* Begin Input for this task *

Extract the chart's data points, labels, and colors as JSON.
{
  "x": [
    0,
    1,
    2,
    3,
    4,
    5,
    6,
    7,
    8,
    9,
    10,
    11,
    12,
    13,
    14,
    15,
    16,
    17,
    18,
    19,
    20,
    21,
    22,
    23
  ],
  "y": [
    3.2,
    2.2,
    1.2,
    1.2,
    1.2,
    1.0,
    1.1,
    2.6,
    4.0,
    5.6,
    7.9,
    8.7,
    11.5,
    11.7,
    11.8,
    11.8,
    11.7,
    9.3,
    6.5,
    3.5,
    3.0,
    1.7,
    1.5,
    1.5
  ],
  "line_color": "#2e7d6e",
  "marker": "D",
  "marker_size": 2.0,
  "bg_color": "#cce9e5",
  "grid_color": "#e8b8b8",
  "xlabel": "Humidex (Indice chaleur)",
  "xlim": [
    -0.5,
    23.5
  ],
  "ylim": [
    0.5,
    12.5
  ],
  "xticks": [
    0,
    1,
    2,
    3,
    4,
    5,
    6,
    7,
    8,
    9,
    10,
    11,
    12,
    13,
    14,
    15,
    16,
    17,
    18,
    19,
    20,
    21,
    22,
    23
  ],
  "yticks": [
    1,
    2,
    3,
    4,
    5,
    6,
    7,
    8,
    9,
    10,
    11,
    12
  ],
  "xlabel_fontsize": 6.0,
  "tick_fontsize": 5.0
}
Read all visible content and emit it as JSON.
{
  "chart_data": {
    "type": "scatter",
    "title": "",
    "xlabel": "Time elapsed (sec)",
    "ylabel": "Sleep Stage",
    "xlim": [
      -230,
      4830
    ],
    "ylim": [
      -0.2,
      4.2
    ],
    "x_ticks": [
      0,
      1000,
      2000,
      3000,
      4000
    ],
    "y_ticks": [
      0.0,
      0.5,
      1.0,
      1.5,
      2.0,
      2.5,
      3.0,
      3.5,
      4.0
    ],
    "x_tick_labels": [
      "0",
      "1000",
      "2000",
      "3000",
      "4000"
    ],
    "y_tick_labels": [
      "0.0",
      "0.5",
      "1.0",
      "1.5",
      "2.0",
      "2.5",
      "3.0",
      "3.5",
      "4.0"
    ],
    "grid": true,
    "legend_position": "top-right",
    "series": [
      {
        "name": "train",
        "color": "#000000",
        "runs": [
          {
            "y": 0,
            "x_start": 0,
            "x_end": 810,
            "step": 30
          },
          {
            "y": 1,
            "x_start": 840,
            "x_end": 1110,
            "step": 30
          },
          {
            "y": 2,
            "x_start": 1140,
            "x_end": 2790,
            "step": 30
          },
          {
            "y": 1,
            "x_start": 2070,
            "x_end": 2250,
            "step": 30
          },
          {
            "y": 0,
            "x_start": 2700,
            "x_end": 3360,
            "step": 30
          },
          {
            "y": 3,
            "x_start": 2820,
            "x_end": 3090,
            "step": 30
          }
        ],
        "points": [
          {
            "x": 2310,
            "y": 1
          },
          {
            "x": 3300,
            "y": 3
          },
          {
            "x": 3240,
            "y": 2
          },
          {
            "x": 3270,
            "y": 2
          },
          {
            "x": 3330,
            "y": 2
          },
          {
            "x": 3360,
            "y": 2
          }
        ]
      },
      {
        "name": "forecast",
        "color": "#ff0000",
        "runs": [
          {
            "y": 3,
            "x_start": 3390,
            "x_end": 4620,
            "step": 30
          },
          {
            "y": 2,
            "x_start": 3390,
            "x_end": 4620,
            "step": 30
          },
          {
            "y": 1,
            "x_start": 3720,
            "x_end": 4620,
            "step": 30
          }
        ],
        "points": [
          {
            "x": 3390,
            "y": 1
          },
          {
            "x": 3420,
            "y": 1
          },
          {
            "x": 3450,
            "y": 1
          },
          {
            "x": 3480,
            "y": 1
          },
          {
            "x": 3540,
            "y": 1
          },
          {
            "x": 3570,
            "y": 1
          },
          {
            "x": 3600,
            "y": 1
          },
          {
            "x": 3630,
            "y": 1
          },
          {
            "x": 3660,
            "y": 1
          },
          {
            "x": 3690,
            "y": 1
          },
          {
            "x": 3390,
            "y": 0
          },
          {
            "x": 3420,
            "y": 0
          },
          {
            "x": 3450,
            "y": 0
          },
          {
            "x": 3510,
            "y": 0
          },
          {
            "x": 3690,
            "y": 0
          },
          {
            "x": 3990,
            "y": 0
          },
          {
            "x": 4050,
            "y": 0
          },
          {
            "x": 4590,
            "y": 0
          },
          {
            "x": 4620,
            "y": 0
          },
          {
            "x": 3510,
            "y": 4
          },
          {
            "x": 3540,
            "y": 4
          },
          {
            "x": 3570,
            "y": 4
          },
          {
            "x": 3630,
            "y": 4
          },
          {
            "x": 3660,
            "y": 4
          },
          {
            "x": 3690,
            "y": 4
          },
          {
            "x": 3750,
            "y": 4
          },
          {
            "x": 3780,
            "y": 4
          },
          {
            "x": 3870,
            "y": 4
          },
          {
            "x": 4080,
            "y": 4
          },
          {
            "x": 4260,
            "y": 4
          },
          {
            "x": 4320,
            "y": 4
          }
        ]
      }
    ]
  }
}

* End Input for this task *
* Begin Input for this task *

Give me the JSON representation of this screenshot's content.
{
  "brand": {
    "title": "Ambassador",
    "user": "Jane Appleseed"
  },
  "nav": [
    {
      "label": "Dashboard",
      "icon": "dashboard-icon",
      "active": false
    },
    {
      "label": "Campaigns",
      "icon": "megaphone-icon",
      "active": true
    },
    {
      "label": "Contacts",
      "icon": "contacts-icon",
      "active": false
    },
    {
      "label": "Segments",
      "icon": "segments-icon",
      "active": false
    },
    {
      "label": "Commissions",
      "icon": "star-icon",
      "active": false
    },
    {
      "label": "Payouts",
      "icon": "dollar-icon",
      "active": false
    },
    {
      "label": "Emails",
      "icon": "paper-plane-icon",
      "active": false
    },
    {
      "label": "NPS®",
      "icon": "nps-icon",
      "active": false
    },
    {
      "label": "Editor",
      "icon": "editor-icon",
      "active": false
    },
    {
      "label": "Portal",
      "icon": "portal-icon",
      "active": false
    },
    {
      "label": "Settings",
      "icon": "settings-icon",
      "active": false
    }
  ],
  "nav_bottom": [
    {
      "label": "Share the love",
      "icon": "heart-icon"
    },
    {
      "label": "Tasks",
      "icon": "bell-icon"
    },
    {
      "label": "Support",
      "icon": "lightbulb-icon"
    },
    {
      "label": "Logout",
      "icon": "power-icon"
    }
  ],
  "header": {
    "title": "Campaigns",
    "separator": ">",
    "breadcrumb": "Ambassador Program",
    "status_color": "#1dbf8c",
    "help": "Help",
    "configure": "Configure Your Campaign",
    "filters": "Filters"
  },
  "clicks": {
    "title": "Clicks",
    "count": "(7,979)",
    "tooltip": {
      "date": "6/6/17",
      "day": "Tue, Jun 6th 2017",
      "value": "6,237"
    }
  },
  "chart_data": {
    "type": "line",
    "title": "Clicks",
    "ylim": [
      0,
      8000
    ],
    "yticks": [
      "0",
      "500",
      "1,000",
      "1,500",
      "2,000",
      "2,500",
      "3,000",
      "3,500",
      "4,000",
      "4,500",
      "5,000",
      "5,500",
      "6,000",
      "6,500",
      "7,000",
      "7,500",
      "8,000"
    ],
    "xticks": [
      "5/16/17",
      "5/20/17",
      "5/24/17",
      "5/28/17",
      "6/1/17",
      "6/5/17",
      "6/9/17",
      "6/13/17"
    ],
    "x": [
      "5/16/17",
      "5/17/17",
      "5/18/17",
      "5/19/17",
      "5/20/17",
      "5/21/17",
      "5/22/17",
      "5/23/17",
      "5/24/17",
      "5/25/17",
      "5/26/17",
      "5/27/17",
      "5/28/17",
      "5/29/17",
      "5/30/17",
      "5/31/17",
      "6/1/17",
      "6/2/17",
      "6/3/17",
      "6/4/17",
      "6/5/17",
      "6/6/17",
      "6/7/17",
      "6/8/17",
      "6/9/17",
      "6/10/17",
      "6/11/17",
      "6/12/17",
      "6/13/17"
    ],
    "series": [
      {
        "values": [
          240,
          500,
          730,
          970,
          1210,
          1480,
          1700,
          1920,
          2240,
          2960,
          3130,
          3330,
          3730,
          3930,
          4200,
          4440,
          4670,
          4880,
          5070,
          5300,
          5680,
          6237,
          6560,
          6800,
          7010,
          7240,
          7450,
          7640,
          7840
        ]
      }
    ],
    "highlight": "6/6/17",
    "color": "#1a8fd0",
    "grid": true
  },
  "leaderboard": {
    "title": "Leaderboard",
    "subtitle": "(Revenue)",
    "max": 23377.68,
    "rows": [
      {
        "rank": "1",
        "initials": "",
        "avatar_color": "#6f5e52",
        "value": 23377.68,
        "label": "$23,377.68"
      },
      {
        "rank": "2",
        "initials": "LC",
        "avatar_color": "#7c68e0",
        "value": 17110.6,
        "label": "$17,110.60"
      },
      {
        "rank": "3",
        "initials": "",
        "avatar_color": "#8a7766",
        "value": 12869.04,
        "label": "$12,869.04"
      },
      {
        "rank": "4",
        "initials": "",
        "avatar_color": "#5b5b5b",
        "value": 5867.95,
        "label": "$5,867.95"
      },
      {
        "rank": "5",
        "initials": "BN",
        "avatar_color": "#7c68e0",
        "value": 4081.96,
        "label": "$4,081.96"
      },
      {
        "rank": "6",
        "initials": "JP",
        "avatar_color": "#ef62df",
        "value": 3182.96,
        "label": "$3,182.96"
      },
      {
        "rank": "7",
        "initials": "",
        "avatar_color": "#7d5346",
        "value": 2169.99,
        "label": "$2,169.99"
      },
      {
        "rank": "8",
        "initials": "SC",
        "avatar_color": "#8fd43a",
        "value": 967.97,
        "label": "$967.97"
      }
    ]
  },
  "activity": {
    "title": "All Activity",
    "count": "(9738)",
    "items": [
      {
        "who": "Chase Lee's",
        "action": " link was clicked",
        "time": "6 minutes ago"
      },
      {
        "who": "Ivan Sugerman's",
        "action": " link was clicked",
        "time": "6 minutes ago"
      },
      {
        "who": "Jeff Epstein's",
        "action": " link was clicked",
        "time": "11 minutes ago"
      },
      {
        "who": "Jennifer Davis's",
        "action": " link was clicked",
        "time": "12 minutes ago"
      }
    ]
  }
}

* End Input for this task *

Say how many lines in the listing above include "content". Give nothing but the number.

Final result:
2